- SET TASK: Copy out the entries below in full and exactly.

- SUPPLIED MATERIAL:
══════
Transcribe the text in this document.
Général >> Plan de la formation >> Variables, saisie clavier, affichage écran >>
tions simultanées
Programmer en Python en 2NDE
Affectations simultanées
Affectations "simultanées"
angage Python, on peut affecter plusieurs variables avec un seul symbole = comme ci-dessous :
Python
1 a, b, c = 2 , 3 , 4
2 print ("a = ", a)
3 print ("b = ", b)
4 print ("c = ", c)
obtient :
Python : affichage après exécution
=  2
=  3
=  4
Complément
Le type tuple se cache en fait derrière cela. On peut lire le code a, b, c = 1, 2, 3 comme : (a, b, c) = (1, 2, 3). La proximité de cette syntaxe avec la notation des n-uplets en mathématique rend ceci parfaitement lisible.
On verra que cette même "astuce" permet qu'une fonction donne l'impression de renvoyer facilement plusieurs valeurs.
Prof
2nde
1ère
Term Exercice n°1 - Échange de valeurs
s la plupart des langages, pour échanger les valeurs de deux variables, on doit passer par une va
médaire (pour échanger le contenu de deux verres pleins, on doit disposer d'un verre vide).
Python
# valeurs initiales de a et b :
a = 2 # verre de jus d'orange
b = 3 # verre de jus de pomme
══════
- RESPONSE FOR THIS EXERCISE:
Transcribe the text in this document.
Général >> Plan de la formation >> Variables, saisie clavier, affichage écran >>
tions simultanées
Programmer en Python en 2NDE
Affectations simultanées
Affectations "simultanées"
angage Python, on peut affecter plusieurs variables avec un seul symbole = comme ci-dessous :
Python
1 a, b, c = 2 , 3 , 4
2 print ("a = ", a)
3 print ("b = ", b)
4 print ("c = ", c)
obtient :
Python : affichage après exécution
=  2
=  3
=  4
Complément
Le type tuple se cache en fait derrière cela. On peut lire le code a, b, c = 1, 2, 3 comme : (a, b, c) = (1, 2, 3). La proximité de cette syntaxe avec la notation des n-uplets en mathématique rend ceci parfaitement lisible.
On verra que cette même "astuce" permet qu'une fonction donne l'impression de renvoyer facilement plusieurs valeurs.
Prof
2nde
1ère
Term Exercice n°1 - Échange de valeurs
s la plupart des langages, pour échanger les valeurs de deux variables, on doit passer par une va
médaire (pour échanger le contenu de deux verres pleins, on doit disposer d'un verre vide).
Python
# valeurs initiales de a et b :
a = 2 # verre de jus d'orange
b = 3 # verre de jus de pomme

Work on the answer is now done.